_STATED GOAL_. Every line that holds "آنها" should be shown.

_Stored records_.

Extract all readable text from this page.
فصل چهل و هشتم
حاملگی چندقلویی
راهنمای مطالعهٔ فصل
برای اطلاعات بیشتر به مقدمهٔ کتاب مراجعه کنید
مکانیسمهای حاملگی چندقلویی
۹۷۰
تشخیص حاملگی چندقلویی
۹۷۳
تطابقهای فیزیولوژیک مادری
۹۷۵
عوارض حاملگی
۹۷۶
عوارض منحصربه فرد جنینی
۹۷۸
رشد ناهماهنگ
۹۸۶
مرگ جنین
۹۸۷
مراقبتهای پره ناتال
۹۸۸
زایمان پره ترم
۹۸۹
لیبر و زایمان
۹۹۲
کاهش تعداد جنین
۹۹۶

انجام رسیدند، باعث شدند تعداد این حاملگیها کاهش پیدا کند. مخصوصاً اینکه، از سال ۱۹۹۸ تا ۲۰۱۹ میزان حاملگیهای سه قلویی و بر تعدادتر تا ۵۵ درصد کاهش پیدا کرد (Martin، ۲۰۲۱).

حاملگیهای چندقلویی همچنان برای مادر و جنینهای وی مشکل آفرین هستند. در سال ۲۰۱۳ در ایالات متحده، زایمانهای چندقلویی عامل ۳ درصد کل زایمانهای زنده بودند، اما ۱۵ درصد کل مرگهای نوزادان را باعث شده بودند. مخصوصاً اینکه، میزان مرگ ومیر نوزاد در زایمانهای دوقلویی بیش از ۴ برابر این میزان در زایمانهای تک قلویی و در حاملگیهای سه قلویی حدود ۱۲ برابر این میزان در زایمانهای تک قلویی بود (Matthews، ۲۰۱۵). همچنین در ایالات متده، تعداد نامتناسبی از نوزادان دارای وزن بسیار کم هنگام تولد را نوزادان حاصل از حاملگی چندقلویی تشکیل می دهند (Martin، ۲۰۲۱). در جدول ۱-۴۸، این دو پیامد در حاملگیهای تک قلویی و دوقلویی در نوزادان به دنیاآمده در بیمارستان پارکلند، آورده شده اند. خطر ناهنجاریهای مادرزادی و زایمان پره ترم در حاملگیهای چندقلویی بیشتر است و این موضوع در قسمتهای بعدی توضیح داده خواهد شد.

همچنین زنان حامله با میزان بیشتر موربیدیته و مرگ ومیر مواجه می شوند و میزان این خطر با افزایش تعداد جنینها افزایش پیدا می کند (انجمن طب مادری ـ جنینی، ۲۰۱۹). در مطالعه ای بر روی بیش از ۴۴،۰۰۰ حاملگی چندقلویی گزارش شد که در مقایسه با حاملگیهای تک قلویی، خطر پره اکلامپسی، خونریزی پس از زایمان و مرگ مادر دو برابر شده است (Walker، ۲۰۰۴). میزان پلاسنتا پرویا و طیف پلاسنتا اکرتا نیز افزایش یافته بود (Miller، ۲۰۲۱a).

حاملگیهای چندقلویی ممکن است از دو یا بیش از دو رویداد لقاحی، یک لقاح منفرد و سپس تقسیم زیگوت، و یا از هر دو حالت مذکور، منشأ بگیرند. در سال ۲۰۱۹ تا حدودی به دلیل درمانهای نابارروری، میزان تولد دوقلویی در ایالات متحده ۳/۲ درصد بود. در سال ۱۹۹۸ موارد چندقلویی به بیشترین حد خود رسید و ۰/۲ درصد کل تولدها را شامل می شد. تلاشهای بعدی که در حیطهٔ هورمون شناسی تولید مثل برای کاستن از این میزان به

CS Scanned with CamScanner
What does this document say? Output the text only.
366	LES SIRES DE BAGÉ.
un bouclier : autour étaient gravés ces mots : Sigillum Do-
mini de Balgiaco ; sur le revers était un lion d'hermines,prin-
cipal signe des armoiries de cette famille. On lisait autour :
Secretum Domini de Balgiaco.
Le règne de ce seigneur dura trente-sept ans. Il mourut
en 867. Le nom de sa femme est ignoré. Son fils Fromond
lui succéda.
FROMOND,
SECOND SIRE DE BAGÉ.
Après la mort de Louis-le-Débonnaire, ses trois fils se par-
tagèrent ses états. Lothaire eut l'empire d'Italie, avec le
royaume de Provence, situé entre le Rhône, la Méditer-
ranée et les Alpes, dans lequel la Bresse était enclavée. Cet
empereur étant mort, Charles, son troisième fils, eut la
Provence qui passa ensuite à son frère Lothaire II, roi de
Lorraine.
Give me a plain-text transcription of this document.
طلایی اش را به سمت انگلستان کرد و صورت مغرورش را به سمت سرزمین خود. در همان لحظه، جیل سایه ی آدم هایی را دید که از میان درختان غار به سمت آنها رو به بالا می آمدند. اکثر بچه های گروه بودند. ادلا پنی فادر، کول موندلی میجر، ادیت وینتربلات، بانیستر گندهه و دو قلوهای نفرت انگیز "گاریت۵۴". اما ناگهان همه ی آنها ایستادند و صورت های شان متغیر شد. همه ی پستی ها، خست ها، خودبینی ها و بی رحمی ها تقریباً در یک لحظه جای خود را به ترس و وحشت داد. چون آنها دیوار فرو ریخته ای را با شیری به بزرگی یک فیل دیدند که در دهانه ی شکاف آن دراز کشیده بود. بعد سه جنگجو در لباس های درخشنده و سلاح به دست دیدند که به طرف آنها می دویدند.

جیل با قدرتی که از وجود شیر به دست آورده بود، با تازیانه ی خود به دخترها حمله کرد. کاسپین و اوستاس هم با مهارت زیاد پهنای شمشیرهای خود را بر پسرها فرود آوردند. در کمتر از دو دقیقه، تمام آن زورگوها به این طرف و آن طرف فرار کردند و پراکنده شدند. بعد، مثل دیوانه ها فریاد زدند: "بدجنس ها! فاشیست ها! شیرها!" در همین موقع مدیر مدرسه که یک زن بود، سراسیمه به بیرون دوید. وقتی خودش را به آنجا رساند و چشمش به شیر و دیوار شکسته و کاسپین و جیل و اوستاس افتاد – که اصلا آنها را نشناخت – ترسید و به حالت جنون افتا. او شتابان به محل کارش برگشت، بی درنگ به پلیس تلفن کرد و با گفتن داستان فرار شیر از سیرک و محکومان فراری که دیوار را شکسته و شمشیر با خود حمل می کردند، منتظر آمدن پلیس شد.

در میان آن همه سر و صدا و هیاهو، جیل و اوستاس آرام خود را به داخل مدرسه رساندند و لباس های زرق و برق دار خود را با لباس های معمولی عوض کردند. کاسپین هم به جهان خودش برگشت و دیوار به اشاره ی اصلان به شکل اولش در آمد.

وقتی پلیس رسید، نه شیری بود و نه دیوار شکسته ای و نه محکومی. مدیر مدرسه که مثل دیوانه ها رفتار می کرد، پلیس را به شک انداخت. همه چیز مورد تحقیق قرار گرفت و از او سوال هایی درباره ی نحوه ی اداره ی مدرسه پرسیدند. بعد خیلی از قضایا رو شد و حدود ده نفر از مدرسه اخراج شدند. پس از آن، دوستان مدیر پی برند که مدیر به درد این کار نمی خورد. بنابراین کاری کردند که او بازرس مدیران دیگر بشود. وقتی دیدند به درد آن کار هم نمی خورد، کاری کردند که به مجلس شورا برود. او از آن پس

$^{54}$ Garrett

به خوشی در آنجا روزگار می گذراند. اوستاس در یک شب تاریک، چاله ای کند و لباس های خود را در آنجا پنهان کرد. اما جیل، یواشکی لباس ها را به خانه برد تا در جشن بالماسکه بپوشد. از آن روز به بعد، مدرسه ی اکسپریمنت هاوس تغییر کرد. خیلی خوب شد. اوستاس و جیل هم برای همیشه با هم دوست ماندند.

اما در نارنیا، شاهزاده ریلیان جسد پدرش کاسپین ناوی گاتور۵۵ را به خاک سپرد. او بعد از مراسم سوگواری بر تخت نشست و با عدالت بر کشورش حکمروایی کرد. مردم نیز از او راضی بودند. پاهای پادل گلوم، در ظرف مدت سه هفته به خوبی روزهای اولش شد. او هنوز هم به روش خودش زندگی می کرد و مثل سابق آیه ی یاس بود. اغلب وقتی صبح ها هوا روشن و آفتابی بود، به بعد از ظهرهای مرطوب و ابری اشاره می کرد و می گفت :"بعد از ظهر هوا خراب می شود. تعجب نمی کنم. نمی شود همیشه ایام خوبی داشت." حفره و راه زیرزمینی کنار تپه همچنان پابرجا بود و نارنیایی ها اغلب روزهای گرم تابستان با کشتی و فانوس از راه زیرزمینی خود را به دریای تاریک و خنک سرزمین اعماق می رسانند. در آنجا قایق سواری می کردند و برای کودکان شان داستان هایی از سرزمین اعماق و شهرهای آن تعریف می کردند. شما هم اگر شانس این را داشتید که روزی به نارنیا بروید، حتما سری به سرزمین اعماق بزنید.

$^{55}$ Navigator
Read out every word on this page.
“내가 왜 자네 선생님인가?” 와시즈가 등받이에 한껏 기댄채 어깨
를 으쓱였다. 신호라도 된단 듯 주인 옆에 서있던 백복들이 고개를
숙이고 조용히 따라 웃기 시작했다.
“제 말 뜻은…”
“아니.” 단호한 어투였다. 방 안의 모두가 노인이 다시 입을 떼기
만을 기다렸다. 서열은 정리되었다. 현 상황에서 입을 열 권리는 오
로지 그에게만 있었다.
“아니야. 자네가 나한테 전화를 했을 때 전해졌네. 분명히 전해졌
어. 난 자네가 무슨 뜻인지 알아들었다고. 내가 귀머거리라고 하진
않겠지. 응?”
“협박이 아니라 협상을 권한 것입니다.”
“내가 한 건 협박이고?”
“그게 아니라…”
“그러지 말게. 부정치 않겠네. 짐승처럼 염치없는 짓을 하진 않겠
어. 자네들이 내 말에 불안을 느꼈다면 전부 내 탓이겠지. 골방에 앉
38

_THE RESPONSE_.
طلایی اش را به سمت انگلستان کرد و صورت مغرورش را به سمت سرزمین خود. در همان لحظه، جیل سایه ی آدم هایی را دید که از میان درختان غار به سمت آنها رو به بالا می آمدند. اکثر بچه های گروه بودند. ادلا پنی فادر، کول موندلی میجر، ادیت وینتربلات، بانیستر گندهه و دو قلوهای نفرت انگیز "گاریت۵۴". اما ناگهان همه ی آنها ایستادند و صورت های شان متغیر شد. همه ی پستی ها، خست ها، خودبینی ها و بی رحمی ها تقریباً در یک لحظه جای خود را به ترس و وحشت داد. چون آنها دیوار فرو ریخته ای را با شیری به بزرگی یک فیل دیدند که در دهانه ی شکاف آن دراز کشیده بود. بعد سه جنگجو در لباس های درخشنده و سلاح به دست دیدند که به طرف آنها می دویدند.
جیل با قدرتی که از وجود شیر به دست آورده بود، با تازیانه ی خود به دخترها حمله کرد. کاسپین و اوستاس هم با مهارت زیاد پهنای شمشیرهای خود را بر پسرها فرود آوردند. در کمتر از دو دقیقه، تمام آن زورگوها به این طرف و آن طرف فرار کردند و پراکنده شدند. بعد، مثل دیوانه ها فریاد زدند: "بدجنس ها! فاشیست ها! شیرها!" در همین موقع مدیر مدرسه که یک زن بود، سراسیمه به بیرون دوید. وقتی خودش را به آنجا رساند و چشمش به شیر و دیوار شکسته و کاسپین و جیل و اوستاس افتاد – که اصلا آنها را نشناخت – ترسید و به حالت جنون افتا. او شتابان به محل کارش برگشت، بی درنگ به پلیس تلفن کرد و با گفتن داستان فرار شیر از سیرک و محکومان فراری که دیوار را شکسته و شمشیر با خود حمل می کردند، منتظر آمدن پلیس شد.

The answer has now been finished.